== SOURCE

Fincite’s founder and Co-CEO, Ralf Heim, also highlighted the loss of client relationships as a major problem for firms. He said, “The loss of client relationships and the high replacement and advisor onboarding costs make advisor attrition one of the top three reasons Private Banks choose our Software.

“Why? A good software experience for advisors and customers, high degree of process automation and thus freed time might prevent advisor attrition. And if Advisor attrition still happens, the customers have a relationship to the Advice Software – not just the Advisor.

“Recently a bank executive called us, because of a customer who churned through his advisors, and asked us if he can reactivate the account on our software. This shows the importance of software experience within advisory relationships.”

“I think there is a trend within larger groups to reduce the dependency on the advisor and the advisor teams and try to centralize control. This is also driven by PE moving into the industry to consolidate and invest in tech.”

On the other end of this, there is also a fear that advisors are being given less freedom. Fredrik Davéus, CEO and co-founder of Kidbrooke, said, “I think there is a trend within larger groups to reduce the dependency on the advisor and the advisor teams and trying to centralize control. This is also driven by PE moving into the industry to consolidate and invest in tech.

====
== DATASET CONTENT

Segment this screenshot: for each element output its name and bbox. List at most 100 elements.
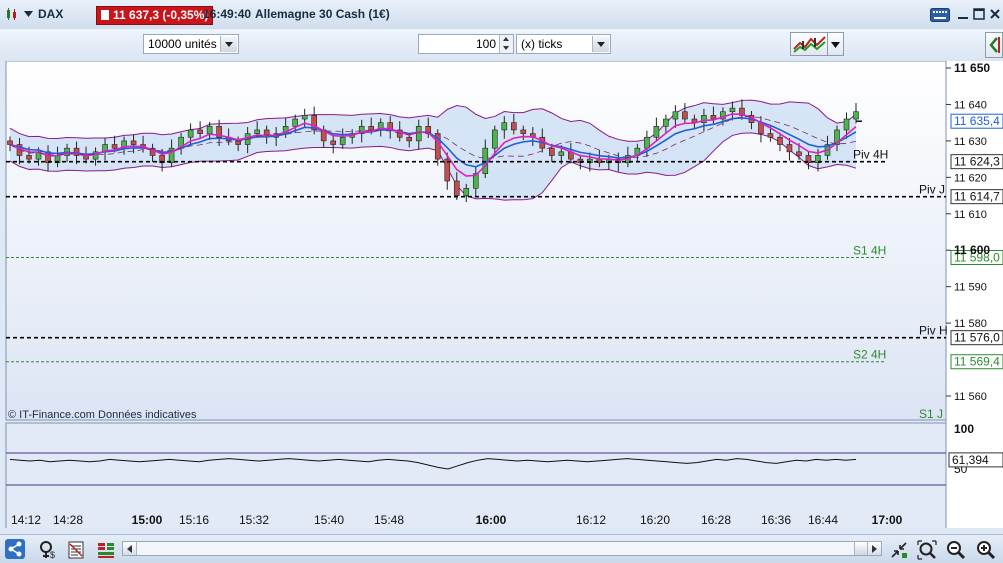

====

EXERCISE REQUIREMENTS: Continue the passage on advisor attrition and advisory software for private banks, starting right after its final sentence.

RIGHT ANSWER:
“More control and more technology, often enabled by PE players investing and consolidating the industry means it is possible to reduce the freedom of the advisors in their role. This I think may contribute to making the job a lot different from the past and then it attracts a different kind of people.”

What causes attrition?

There are many causes for advisor attrition. Coll explained, “Several factors contribute to advisor attrition, including a lack of operational efficiency, insufficient career progression, and inadequate compensation. Many advisors also struggle with work-life balance due to the demanding nature of the job. Other causes include mismatched cultural fit and limited opportunities for recognition or growth within the firm, which can lead to burnout or dissatisfaction.”

Diving into some of those factors a little more, keeping advisors appears to be paramount in preventing them from leaving to join a competitor. For instance, one of the factors Coll pointed to related to the advice construction process. If an advisor feels their firm’s advice execution process lacks operational efficiency, this can lead to them spending more time on manual admin tasks, rather than focusing on supporting clients. Similarly, failing to provide the advisor with opportunities can lead to dissatisfaction with their role. “A steady flow of prospects is an advisor’s holy grail. Creating a model that consistently provides opportunities to engage clients allows advisors to focus on what they do best: helping clients achieve their financial goals.”

Another contributing factor to attrition includes a lack of competitive compensation packages, which can leave an advisor feeling undervalued or underpaid, especially if a rival firm can boast better rewards. Other issues can arise from a burnout of advisors due to poor work-life balances, lack of alignment between an advisor’s values and the firm’s culture, as well as a lack of clear career progression, which is a significant issue for younger advisors looking to advance their career.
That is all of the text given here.